— START THE INPUT —

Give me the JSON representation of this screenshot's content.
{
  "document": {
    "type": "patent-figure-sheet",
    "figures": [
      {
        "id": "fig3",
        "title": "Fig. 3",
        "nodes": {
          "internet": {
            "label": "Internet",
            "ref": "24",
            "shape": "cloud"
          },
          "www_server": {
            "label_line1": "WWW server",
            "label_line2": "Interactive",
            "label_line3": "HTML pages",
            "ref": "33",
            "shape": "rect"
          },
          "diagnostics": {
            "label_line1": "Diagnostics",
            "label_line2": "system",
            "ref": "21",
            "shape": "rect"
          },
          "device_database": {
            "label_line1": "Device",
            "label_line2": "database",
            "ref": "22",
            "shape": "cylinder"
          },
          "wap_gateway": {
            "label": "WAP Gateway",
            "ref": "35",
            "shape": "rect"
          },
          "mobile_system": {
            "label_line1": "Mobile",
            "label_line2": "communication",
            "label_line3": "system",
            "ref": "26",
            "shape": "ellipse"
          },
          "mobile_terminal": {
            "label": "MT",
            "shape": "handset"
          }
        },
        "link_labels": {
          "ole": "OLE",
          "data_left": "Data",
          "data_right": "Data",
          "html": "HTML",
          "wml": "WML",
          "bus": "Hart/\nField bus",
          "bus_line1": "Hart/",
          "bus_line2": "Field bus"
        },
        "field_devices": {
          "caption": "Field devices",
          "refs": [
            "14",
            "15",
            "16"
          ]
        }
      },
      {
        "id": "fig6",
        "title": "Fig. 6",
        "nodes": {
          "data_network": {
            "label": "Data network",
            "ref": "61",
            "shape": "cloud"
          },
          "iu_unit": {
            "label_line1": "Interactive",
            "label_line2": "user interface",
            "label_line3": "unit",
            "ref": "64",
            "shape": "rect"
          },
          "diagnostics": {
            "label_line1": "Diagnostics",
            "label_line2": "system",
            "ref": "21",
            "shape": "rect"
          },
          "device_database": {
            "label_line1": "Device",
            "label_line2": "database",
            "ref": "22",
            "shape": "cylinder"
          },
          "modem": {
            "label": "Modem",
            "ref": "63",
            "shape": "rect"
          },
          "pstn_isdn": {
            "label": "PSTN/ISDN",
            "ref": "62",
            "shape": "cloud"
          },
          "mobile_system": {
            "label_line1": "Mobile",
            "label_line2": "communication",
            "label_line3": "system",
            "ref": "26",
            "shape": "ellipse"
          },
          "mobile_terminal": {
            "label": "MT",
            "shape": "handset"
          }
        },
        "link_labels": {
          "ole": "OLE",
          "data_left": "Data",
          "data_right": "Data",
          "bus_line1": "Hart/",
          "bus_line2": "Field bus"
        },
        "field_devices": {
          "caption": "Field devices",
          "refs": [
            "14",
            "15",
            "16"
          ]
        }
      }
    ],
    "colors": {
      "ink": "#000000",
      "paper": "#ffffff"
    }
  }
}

— END THE INPUT —

Your task is to repeat every line exactly.

SOLUTION
Give me the JSON representation of this screenshot's content.
{
  "document": {
    "type": "patent-figure-sheet",
    "figures": [
      {
        "id": "fig3",
        "title": "Fig. 3",
        "nodes": {
          "internet": {
            "label": "Internet",
            "ref": "24",
            "shape": "cloud"
          },
          "www_server": {
            "label_line1": "WWW server",
            "label_line2": "Interactive",
            "label_line3": "HTML pages",
            "ref": "33",
            "shape": "rect"
          },
          "diagnostics": {
            "label_line1": "Diagnostics",
            "label_line2": "system",
            "ref": "21",
            "shape": "rect"
          },
          "device_database": {
            "label_line1": "Device",
            "label_line2": "database",
            "ref": "22",
            "shape": "cylinder"
          },
          "wap_gateway": {
            "label": "WAP Gateway",
            "ref": "35",
            "shape": "rect"
          },
          "mobile_system": {
            "label_line1": "Mobile",
            "label_line2": "communication",
            "label_line3": "system",
            "ref": "26",
            "shape": "ellipse"
          },
          "mobile_terminal": {
            "label": "MT",
            "shape": "handset"
          }
        },
        "link_labels": {
          "ole": "OLE",
          "data_left": "Data",
          "data_right": "Data",
          "html": "HTML",
          "wml": "WML",
          "bus": "Hart/\nField bus",
          "bus_line1": "Hart/",
          "bus_line2": "Field bus"
        },
        "field_devices": {
          "caption": "Field devices",
          "refs": [
            "14",
            "15",
            "16"
          ]
        }
      },
      {
        "id": "fig6",
        "title": "Fig. 6",
        "nodes": {
          "data_network": {
            "label": "Data network",
            "ref": "61",
            "shape": "cloud"
          },
          "iu_unit": {
            "label_line1": "Interactive",
            "label_line2": "user interface",
            "label_line3": "unit",
            "ref": "64",
            "shape": "rect"
          },
          "diagnostics": {
            "label_line1": "Diagnostics",
            "label_line2": "system",
            "ref": "21",
            "shape": "rect"
          },
          "device_database": {
            "label_line1": "Device",
            "label_line2": "database",
            "ref": "22",
            "shape": "cylinder"
          },
          "modem": {
            "label": "Modem",
            "ref": "63",
            "shape": "rect"
          },
          "pstn_isdn": {
            "label": "PSTN/ISDN",
            "ref": "62",
            "shape": "cloud"
          },
          "mobile_system": {
            "label_line1": "Mobile",
            "label_line2": "communication",
            "label_line3": "system",
            "ref": "26",
            "shape": "ellipse"
          },
          "mobile_terminal": {
            "label": "MT",
            "shape": "handset"
          }
        },
        "link_labels": {
          "ole": "OLE",
          "data_left": "Data",
          "data_right": "Data",
          "bus_line1": "Hart/",
          "bus_line2": "Field bus"
        },
        "field_devices": {
          "caption": "Field devices",
          "refs": [
            "14",
            "15",
            "16"
          ]
        }
      }
    ],
    "colors": {
      "ink": "#000000",
      "paper": "#ffffff"
    }
  }
}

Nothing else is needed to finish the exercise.